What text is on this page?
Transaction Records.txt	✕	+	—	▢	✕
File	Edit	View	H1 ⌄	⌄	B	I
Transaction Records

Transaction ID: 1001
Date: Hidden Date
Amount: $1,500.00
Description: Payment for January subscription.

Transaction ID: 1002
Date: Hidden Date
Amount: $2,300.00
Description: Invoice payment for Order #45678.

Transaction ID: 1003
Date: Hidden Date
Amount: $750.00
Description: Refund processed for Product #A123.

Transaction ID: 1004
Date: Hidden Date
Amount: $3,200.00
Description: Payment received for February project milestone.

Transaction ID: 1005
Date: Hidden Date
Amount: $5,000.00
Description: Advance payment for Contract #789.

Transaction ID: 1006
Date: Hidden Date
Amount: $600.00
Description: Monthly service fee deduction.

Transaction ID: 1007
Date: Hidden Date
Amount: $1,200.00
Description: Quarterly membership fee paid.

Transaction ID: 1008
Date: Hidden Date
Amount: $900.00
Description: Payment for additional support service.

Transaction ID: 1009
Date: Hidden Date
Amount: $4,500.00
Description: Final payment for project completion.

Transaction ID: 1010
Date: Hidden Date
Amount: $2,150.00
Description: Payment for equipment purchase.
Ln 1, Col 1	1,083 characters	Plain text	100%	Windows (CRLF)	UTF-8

####################

What the task requires. Working from the material above, retype it in its entirety without change.

Answer in full.
What text is on this page?
Transaction Records.txt	✕	+	—	▢	✕
File	Edit	View	H1 ⌄	⌄	B	I
Transaction Records

Transaction ID: 1001
Date: Hidden Date
Amount: $1,500.00
Description: Payment for January subscription.

Transaction ID: 1002
Date: Hidden Date
Amount: $2,300.00
Description: Invoice payment for Order #45678.

Transaction ID: 1003
Date: Hidden Date
Amount: $750.00
Description: Refund processed for Product #A123.

Transaction ID: 1004
Date: Hidden Date
Amount: $3,200.00
Description: Payment received for February project milestone.

Transaction ID: 1005
Date: Hidden Date
Amount: $5,000.00
Description: Advance payment for Contract #789.

Transaction ID: 1006
Date: Hidden Date
Amount: $600.00
Description: Monthly service fee deduction.

Transaction ID: 1007
Date: Hidden Date
Amount: $1,200.00
Description: Quarterly membership fee paid.

Transaction ID: 1008
Date: Hidden Date
Amount: $900.00
Description: Payment for additional support service.

Transaction ID: 1009
Date: Hidden Date
Amount: $4,500.00
Description: Final payment for project completion.

Transaction ID: 1010
Date: Hidden Date
Amount: $2,150.00
Description: Payment for equipment purchase.
Ln 1, Col 1	1,083 characters	Plain text	100%	Windows (CRLF)	UTF-8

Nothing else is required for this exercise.